_Entries from a dataset_.
[start]

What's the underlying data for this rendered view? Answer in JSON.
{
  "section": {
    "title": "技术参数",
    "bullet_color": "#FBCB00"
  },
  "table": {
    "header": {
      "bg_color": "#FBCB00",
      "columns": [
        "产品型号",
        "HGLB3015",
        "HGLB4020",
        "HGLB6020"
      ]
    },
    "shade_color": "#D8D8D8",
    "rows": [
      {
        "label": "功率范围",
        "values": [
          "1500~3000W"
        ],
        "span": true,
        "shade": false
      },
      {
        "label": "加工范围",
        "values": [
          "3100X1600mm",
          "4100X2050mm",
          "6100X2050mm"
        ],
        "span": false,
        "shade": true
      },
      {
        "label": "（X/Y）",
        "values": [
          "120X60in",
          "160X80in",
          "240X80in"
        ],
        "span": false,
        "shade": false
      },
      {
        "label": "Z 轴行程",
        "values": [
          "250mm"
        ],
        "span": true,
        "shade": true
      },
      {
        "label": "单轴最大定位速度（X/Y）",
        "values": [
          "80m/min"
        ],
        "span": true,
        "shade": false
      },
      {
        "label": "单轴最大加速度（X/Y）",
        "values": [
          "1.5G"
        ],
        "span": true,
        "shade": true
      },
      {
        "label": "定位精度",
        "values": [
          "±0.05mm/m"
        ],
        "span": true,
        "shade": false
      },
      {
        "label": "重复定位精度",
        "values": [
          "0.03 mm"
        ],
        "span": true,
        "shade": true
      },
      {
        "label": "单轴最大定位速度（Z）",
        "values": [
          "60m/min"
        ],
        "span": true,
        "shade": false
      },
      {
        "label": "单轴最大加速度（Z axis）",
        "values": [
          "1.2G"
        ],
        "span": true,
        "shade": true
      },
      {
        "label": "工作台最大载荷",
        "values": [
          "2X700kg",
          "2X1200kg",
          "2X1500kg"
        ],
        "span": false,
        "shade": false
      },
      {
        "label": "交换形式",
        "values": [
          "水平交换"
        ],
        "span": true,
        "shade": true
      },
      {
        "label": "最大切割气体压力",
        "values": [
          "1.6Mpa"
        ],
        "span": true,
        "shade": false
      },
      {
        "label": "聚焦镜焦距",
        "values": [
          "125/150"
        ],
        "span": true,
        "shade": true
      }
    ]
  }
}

[end]

_EXERCISE DESCRIPTION_.
Return all of the above records exactly, leaving no line out.

_EXPECTED ANSWER_.
What's the underlying data for this rendered view? Answer in JSON.
{
  "section": {
    "title": "技术参数",
    "bullet_color": "#FBCB00"
  },
  "table": {
    "header": {
      "bg_color": "#FBCB00",
      "columns": [
        "产品型号",
        "HGLB3015",
        "HGLB4020",
        "HGLB6020"
      ]
    },
    "shade_color": "#D8D8D8",
    "rows": [
      {
        "label": "功率范围",
        "values": [
          "1500~3000W"
        ],
        "span": true,
        "shade": false
      },
      {
        "label": "加工范围",
        "values": [
          "3100X1600mm",
          "4100X2050mm",
          "6100X2050mm"
        ],
        "span": false,
        "shade": true
      },
      {
        "label": "（X/Y）",
        "values": [
          "120X60in",
          "160X80in",
          "240X80in"
        ],
        "span": false,
        "shade": false
      },
      {
        "label": "Z 轴行程",
        "values": [
          "250mm"
        ],
        "span": true,
        "shade": true
      },
      {
        "label": "单轴最大定位速度（X/Y）",
        "values": [
          "80m/min"
        ],
        "span": true,
        "shade": false
      },
      {
        "label": "单轴最大加速度（X/Y）",
        "values": [
          "1.5G"
        ],
        "span": true,
        "shade": true
      },
      {
        "label": "定位精度",
        "values": [
          "±0.05mm/m"
        ],
        "span": true,
        "shade": false
      },
      {
        "label": "重复定位精度",
        "values": [
          "0.03 mm"
        ],
        "span": true,
        "shade": true
      },
      {
        "label": "单轴最大定位速度（Z）",
        "values": [
          "60m/min"
        ],
        "span": true,
        "shade": false
      },
      {
        "label": "单轴最大加速度（Z axis）",
        "values": [
          "1.2G"
        ],
        "span": true,
        "shade": true
      },
      {
        "label": "工作台最大载荷",
        "values": [
          "2X700kg",
          "2X1200kg",
          "2X1500kg"
        ],
        "span": false,
        "shade": false
      },
      {
        "label": "交换形式",
        "values": [
          "水平交换"
        ],
        "span": true,
        "shade": true
      },
      {
        "label": "最大切割气体压力",
        "values": [
          "1.6Mpa"
        ],
        "span": true,
        "shade": false
      },
      {
        "label": "聚焦镜焦距",
        "values": [
          "125/150"
        ],
        "span": true,
        "shade": true
      }
    ]
  }
}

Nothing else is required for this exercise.